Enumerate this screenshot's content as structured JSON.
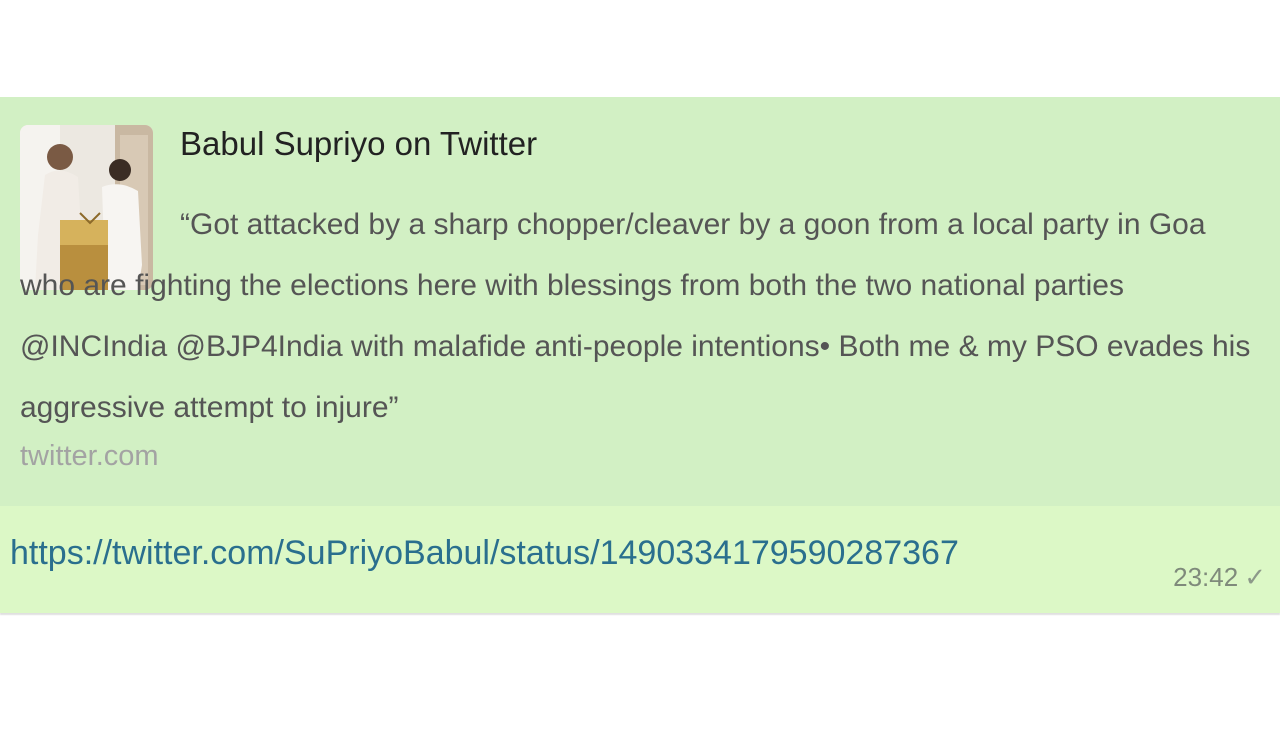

...

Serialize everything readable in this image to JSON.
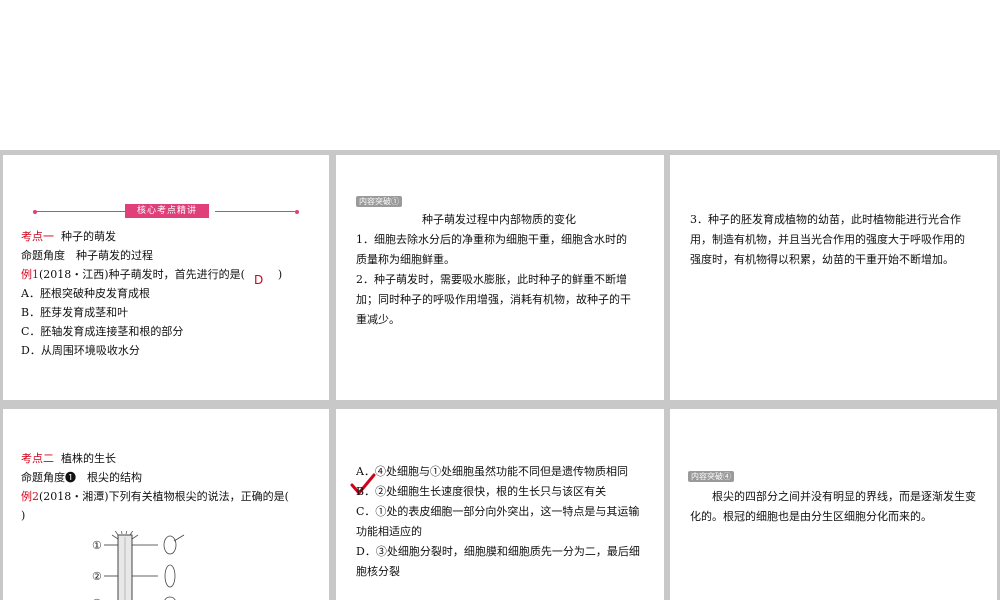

--

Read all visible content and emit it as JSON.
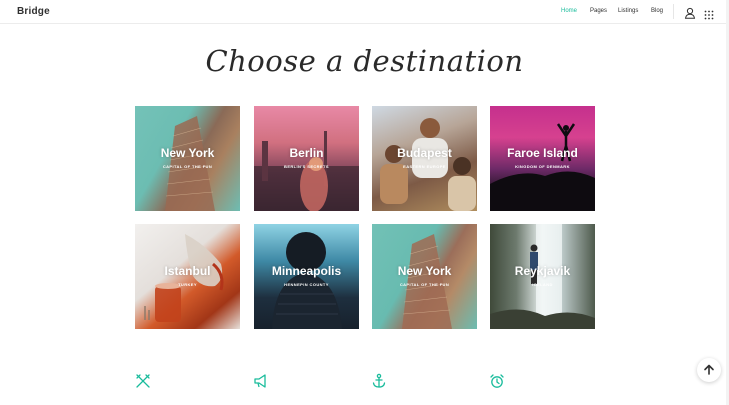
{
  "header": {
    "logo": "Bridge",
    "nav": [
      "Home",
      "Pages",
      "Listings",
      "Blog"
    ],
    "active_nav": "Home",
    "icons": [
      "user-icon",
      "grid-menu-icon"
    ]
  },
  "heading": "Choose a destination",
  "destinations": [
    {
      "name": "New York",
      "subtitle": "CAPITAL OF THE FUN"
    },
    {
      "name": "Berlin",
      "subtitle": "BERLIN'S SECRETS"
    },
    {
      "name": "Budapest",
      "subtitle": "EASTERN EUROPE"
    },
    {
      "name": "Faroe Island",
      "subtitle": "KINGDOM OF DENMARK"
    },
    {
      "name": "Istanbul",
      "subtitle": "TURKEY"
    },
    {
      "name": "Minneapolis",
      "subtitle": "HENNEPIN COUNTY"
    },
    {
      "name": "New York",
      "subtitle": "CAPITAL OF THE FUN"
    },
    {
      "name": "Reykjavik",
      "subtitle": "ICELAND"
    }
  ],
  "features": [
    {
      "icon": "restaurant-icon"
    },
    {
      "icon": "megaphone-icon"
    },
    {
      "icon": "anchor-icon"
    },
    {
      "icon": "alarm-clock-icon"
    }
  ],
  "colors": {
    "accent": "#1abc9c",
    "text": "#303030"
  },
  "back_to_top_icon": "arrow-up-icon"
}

AIM OF THE TASK =
Return the number of lines that include the word "this", and nothing else.

WRITTEN SOLUTION =
2